Items listed in a dataset

════════

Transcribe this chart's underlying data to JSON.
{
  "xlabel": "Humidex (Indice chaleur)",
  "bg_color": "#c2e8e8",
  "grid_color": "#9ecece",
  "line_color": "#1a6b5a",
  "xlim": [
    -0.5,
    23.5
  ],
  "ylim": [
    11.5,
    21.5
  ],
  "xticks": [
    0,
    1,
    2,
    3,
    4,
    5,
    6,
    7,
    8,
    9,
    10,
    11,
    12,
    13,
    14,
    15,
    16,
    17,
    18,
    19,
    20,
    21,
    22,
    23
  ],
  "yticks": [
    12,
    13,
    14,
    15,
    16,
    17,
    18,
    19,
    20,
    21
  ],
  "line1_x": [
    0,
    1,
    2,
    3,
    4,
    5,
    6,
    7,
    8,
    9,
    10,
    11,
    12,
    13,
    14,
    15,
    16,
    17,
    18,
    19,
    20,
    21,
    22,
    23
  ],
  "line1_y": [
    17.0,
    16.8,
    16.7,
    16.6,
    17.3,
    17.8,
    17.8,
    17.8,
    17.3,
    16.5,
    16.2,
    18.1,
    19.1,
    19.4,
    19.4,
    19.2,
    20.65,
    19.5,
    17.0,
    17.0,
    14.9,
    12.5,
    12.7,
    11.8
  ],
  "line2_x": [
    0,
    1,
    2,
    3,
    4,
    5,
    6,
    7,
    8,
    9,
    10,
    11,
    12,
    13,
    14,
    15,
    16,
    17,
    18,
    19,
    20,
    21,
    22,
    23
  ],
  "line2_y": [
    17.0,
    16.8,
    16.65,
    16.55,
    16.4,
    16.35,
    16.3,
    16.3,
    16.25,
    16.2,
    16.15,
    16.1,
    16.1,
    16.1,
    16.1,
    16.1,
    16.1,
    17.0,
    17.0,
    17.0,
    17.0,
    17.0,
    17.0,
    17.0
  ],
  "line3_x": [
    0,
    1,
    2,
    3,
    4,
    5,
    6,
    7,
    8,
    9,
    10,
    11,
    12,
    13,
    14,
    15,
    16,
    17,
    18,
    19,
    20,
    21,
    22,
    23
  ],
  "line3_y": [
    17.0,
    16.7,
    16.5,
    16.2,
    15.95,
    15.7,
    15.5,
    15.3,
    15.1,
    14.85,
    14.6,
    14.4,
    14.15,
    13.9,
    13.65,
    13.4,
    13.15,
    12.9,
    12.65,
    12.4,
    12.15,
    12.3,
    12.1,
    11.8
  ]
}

════════

▸ **What is required**
Restate the data above word for word, please.

▸ **Solution for this problem**
Transcribe this chart's underlying data to JSON.
{
  "xlabel": "Humidex (Indice chaleur)",
  "bg_color": "#c2e8e8",
  "grid_color": "#9ecece",
  "line_color": "#1a6b5a",
  "xlim": [
    -0.5,
    23.5
  ],
  "ylim": [
    11.5,
    21.5
  ],
  "xticks": [
    0,
    1,
    2,
    3,
    4,
    5,
    6,
    7,
    8,
    9,
    10,
    11,
    12,
    13,
    14,
    15,
    16,
    17,
    18,
    19,
    20,
    21,
    22,
    23
  ],
  "yticks": [
    12,
    13,
    14,
    15,
    16,
    17,
    18,
    19,
    20,
    21
  ],
  "line1_x": [
    0,
    1,
    2,
    3,
    4,
    5,
    6,
    7,
    8,
    9,
    10,
    11,
    12,
    13,
    14,
    15,
    16,
    17,
    18,
    19,
    20,
    21,
    22,
    23
  ],
  "line1_y": [
    17.0,
    16.8,
    16.7,
    16.6,
    17.3,
    17.8,
    17.8,
    17.8,
    17.3,
    16.5,
    16.2,
    18.1,
    19.1,
    19.4,
    19.4,
    19.2,
    20.65,
    19.5,
    17.0,
    17.0,
    14.9,
    12.5,
    12.7,
    11.8
  ],
  "line2_x": [
    0,
    1,
    2,
    3,
    4,
    5,
    6,
    7,
    8,
    9,
    10,
    11,
    12,
    13,
    14,
    15,
    16,
    17,
    18,
    19,
    20,
    21,
    22,
    23
  ],
  "line2_y": [
    17.0,
    16.8,
    16.65,
    16.55,
    16.4,
    16.35,
    16.3,
    16.3,
    16.25,
    16.2,
    16.15,
    16.1,
    16.1,
    16.1,
    16.1,
    16.1,
    16.1,
    17.0,
    17.0,
    17.0,
    17.0,
    17.0,
    17.0,
    17.0
  ],
  "line3_x": [
    0,
    1,
    2,
    3,
    4,
    5,
    6,
    7,
    8,
    9,
    10,
    11,
    12,
    13,
    14,
    15,
    16,
    17,
    18,
    19,
    20,
    21,
    22,
    23
  ],
  "line3_y": [
    17.0,
    16.7,
    16.5,
    16.2,
    15.95,
    15.7,
    15.5,
    15.3,
    15.1,
    14.85,
    14.6,
    14.4,
    14.15,
    13.9,
    13.65,
    13.4,
    13.15,
    12.9,
    12.65,
    12.4,
    12.15,
    12.3,
    12.1,
    11.8
  ]
}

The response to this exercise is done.